(Problem to work on) Repeat everything in the material exactly.

Source data start

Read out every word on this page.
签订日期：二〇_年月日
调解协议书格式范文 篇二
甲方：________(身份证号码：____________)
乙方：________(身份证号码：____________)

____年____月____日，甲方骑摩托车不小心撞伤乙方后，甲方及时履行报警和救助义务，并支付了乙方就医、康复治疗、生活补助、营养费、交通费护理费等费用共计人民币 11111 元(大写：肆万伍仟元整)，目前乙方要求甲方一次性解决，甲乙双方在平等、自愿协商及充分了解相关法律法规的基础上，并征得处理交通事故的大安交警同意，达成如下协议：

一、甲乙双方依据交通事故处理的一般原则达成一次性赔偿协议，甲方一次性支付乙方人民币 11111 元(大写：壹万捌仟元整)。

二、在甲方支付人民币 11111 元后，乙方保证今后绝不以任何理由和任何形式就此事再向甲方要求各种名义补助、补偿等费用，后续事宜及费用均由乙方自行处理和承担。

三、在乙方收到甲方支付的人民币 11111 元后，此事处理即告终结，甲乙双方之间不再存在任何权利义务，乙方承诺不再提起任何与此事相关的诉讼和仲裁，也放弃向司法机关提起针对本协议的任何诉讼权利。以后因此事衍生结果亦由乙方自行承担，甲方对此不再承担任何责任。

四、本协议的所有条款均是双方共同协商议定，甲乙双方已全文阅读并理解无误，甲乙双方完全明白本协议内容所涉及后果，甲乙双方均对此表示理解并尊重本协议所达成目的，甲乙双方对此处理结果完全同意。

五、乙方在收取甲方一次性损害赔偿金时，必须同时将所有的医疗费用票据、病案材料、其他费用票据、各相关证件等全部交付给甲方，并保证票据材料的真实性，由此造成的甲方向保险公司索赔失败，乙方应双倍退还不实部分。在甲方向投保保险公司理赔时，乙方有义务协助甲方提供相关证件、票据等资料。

Source data end

(Output of the task)
Read out every word on this page.
签订日期：二〇_年月日
调解协议书格式范文 篇二
甲方：________(身份证号码：____________)
乙方：________(身份证号码：____________)

____年____月____日，甲方骑摩托车不小心撞伤乙方后，甲方及时履行报警和救助义务，并支付了乙方就医、康复治疗、生活补助、营养费、交通费护理费等费用共计人民币 11111 元(大写：肆万伍仟元整)，目前乙方要求甲方一次性解决，甲乙双方在平等、自愿协商及充分了解相关法律法规的基础上，并征得处理交通事故的大安交警同意，达成如下协议：

一、甲乙双方依据交通事故处理的一般原则达成一次性赔偿协议，甲方一次性支付乙方人民币 11111 元(大写：壹万捌仟元整)。

二、在甲方支付人民币 11111 元后，乙方保证今后绝不以任何理由和任何形式就此事再向甲方要求各种名义补助、补偿等费用，后续事宜及费用均由乙方自行处理和承担。

三、在乙方收到甲方支付的人民币 11111 元后，此事处理即告终结，甲乙双方之间不再存在任何权利义务，乙方承诺不再提起任何与此事相关的诉讼和仲裁，也放弃向司法机关提起针对本协议的任何诉讼权利。以后因此事衍生结果亦由乙方自行承担，甲方对此不再承担任何责任。

四、本协议的所有条款均是双方共同协商议定，甲乙双方已全文阅读并理解无误，甲乙双方完全明白本协议内容所涉及后果，甲乙双方均对此表示理解并尊重本协议所达成目的，甲乙双方对此处理结果完全同意。

五、乙方在收取甲方一次性损害赔偿金时，必须同时将所有的医疗费用票据、病案材料、其他费用票据、各相关证件等全部交付给甲方，并保证票据材料的真实性，由此造成的甲方向保险公司索赔失败，乙方应双倍退还不实部分。在甲方向投保保险公司理赔时，乙方有义务协助甲方提供相关证件、票据等资料。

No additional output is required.